§ PROBLEM TO WORK ON:
Give back the full material, exactly as it reads.

§ SUPPLIED RECORDS:

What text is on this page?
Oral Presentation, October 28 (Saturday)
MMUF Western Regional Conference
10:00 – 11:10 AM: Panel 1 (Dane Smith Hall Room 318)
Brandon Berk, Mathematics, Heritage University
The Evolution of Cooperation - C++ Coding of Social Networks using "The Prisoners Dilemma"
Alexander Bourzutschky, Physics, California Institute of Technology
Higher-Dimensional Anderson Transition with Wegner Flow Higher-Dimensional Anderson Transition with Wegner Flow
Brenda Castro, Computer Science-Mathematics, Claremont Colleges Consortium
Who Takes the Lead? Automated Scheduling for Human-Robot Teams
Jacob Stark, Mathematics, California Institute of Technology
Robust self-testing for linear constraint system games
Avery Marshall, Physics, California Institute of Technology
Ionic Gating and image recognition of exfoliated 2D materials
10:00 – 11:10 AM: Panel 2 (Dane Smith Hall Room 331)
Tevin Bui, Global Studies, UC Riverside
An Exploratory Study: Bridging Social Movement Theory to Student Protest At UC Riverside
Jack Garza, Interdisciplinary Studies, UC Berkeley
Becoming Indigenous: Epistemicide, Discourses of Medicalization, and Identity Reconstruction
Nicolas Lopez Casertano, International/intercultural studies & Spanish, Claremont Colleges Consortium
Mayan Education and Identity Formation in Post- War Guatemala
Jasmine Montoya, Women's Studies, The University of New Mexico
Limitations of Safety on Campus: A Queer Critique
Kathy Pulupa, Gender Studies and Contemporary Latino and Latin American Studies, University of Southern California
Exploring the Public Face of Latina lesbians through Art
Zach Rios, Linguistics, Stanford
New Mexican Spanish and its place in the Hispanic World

§ ANSWER IN FULL:
What text is on this page?
Oral Presentation, October 28 (Saturday)
MMUF Western Regional Conference
10:00 – 11:10 AM: Panel 1 (Dane Smith Hall Room 318)
Brandon Berk, Mathematics, Heritage University
The Evolution of Cooperation - C++ Coding of Social Networks using "The Prisoners Dilemma"
Alexander Bourzutschky, Physics, California Institute of Technology
Higher-Dimensional Anderson Transition with Wegner Flow Higher-Dimensional Anderson Transition with Wegner Flow
Brenda Castro, Computer Science-Mathematics, Claremont Colleges Consortium
Who Takes the Lead? Automated Scheduling for Human-Robot Teams
Jacob Stark, Mathematics, California Institute of Technology
Robust self-testing for linear constraint system games
Avery Marshall, Physics, California Institute of Technology
Ionic Gating and image recognition of exfoliated 2D materials
10:00 – 11:10 AM: Panel 2 (Dane Smith Hall Room 331)
Tevin Bui, Global Studies, UC Riverside
An Exploratory Study: Bridging Social Movement Theory to Student Protest At UC Riverside
Jack Garza, Interdisciplinary Studies, UC Berkeley
Becoming Indigenous: Epistemicide, Discourses of Medicalization, and Identity Reconstruction
Nicolas Lopez Casertano, International/intercultural studies & Spanish, Claremont Colleges Consortium
Mayan Education and Identity Formation in Post- War Guatemala
Jasmine Montoya, Women's Studies, The University of New Mexico
Limitations of Safety on Campus: A Queer Critique
Kathy Pulupa, Gender Studies and Contemporary Latino and Latin American Studies, University of Southern California
Exploring the Public Face of Latina lesbians through Art
Zach Rios, Linguistics, Stanford
New Mexican Spanish and its place in the Hispanic World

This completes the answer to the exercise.